Collected data entries:
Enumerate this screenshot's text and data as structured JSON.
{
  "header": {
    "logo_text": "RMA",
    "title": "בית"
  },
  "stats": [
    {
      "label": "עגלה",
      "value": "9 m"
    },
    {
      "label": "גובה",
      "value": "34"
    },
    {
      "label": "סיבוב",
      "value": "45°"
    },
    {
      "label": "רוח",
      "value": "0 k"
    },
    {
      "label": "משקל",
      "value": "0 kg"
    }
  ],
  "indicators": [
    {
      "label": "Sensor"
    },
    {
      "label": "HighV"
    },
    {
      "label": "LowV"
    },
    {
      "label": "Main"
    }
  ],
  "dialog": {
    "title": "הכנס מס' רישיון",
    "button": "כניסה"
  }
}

▸ What you should do: Retype the entries exactly, including every line.

▸ Written response:
Enumerate this screenshot's text and data as structured JSON.
{
  "header": {
    "logo_text": "RMA",
    "title": "בית"
  },
  "stats": [
    {
      "label": "עגלה",
      "value": "9 m"
    },
    {
      "label": "גובה",
      "value": "34"
    },
    {
      "label": "סיבוב",
      "value": "45°"
    },
    {
      "label": "רוח",
      "value": "0 k"
    },
    {
      "label": "משקל",
      "value": "0 kg"
    }
  ],
  "indicators": [
    {
      "label": "Sensor"
    },
    {
      "label": "HighV"
    },
    {
      "label": "LowV"
    },
    {
      "label": "Main"
    }
  ],
  "dialog": {
    "title": "הכנס מס' רישיון",
    "button": "כניסה"
  }
}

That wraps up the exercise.